Prompt: Among the entries that follow, tally the lines with the string "Increasing". Give no more than the number.
---------------
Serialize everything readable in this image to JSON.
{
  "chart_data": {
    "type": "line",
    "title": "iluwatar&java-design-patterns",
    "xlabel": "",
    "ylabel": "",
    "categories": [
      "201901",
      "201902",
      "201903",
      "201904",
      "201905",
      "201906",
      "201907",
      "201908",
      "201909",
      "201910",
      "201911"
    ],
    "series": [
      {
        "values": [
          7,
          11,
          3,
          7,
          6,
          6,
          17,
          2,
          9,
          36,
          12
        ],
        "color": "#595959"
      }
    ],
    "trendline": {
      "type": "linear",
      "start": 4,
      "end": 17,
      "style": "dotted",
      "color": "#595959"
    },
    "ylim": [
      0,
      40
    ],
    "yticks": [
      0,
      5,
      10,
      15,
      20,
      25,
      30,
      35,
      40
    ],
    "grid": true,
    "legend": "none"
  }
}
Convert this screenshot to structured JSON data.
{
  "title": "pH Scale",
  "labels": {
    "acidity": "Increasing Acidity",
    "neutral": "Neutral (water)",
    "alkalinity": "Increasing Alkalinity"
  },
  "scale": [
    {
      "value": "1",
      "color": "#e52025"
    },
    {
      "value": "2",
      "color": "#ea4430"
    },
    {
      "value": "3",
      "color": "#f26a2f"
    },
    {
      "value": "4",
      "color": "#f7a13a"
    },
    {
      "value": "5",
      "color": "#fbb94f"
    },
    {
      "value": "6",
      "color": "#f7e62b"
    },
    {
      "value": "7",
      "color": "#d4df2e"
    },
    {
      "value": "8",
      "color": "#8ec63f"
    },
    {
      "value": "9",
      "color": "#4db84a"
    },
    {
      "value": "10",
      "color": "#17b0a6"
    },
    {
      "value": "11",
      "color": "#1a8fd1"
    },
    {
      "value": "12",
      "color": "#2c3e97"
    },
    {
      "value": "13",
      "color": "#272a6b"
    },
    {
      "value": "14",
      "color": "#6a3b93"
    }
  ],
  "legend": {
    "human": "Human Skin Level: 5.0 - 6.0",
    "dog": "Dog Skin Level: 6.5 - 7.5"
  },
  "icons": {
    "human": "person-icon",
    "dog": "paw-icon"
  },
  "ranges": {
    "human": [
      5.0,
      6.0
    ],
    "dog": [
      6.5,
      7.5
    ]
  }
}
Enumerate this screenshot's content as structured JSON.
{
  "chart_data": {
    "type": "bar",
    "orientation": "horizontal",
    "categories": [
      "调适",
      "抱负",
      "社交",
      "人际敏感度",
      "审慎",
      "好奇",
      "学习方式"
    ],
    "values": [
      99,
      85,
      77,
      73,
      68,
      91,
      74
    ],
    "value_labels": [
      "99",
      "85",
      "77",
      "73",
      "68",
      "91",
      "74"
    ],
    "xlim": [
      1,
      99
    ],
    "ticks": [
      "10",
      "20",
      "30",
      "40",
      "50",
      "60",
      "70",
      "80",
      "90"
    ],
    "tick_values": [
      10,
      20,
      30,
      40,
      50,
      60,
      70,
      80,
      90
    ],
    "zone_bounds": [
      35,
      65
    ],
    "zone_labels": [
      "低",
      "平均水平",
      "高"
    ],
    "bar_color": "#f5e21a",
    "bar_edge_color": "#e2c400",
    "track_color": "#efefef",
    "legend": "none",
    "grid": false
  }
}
---------------
Answer below: 2